[Source data]
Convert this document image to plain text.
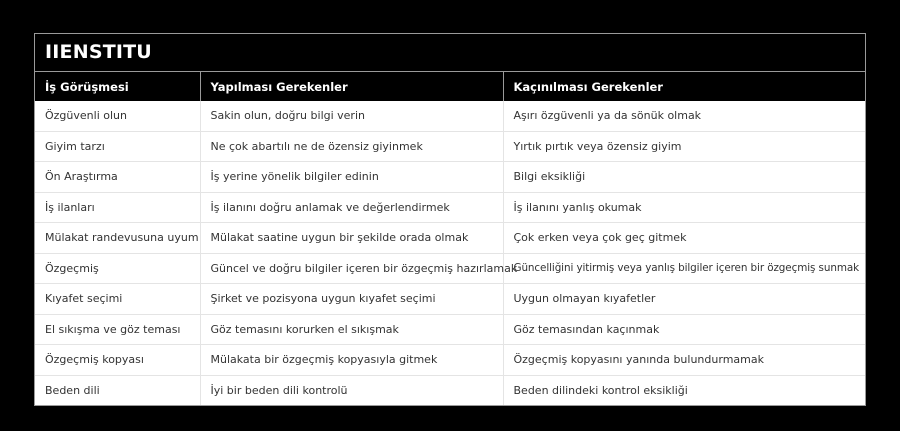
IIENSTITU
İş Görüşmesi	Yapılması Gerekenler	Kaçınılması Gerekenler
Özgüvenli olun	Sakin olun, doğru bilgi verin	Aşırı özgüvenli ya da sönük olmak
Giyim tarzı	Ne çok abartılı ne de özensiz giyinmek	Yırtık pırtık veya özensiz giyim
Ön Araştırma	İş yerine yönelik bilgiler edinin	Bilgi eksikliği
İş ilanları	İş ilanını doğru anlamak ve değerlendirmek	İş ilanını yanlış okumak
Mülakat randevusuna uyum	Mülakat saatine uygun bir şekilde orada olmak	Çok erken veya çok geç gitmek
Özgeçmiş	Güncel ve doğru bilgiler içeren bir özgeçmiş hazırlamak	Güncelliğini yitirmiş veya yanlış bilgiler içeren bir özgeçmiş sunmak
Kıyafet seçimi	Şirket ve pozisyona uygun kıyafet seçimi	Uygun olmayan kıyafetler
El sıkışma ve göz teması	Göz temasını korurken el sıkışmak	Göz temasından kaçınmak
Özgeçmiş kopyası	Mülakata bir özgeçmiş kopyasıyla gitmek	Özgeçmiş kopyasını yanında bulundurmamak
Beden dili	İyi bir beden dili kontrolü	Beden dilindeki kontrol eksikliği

Required work: Set down every record once more, word for word, without pictures.

Output below:
Convert this document image to plain text.
IIENSTITU
İş Görüşmesi	Yapılması Gerekenler	Kaçınılması Gerekenler
Özgüvenli olun	Sakin olun, doğru bilgi verin	Aşırı özgüvenli ya da sönük olmak
Giyim tarzı	Ne çok abartılı ne de özensiz giyinmek	Yırtık pırtık veya özensiz giyim
Ön Araştırma	İş yerine yönelik bilgiler edinin	Bilgi eksikliği
İş ilanları	İş ilanını doğru anlamak ve değerlendirmek	İş ilanını yanlış okumak
Mülakat randevusuna uyum	Mülakat saatine uygun bir şekilde orada olmak	Çok erken veya çok geç gitmek
Özgeçmiş	Güncel ve doğru bilgiler içeren bir özgeçmiş hazırlamak	Güncelliğini yitirmiş veya yanlış bilgiler içeren bir özgeçmiş sunmak
Kıyafet seçimi	Şirket ve pozisyona uygun kıyafet seçimi	Uygun olmayan kıyafetler
El sıkışma ve göz teması	Göz temasını korurken el sıkışmak	Göz temasından kaçınmak
Özgeçmiş kopyası	Mülakata bir özgeçmiş kopyasıyla gitmek	Özgeçmiş kopyasını yanında bulundurmamak
Beden dili	İyi bir beden dili kontrolü	Beden dilindeki kontrol eksikliği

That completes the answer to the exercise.